Dataset records:
_ _ _

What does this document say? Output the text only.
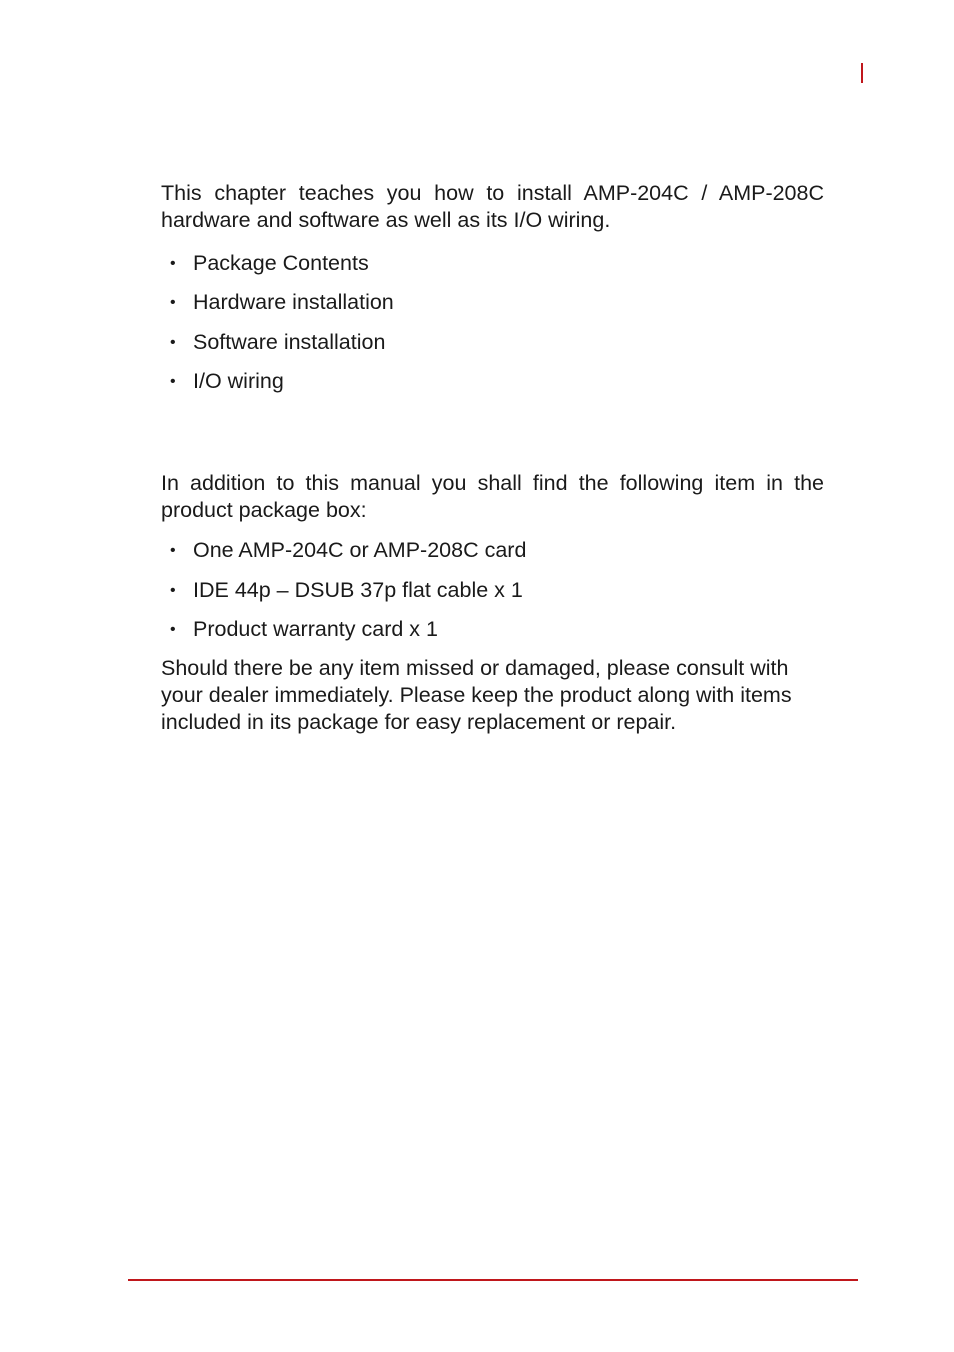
This chapter teaches you how to install AMP-204C / AMP-208C hardware and software as well as its I/O wiring.

• Package Contents
• Hardware installation
• Software installation
• I/O wiring

In addition to this manual you shall find the following item in the product package box:

• One AMP-204C or AMP-208C card
• IDE 44p – DSUB 37p flat cable x 1
• Product warranty card x 1

Should there be any item missed or damaged, please consult with your dealer immediately. Please keep the product along with items included in its package for easy replacement or repair.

_ _ _

Written task
Look through the data above. Copy every line with the string "item" in it.

Finished answer
In addition to this manual you shall find the following item in the product package box:
Should there be any item missed or damaged, please consult with your dealer immediately. Please keep the product along with items included in its package for easy replacement or repair.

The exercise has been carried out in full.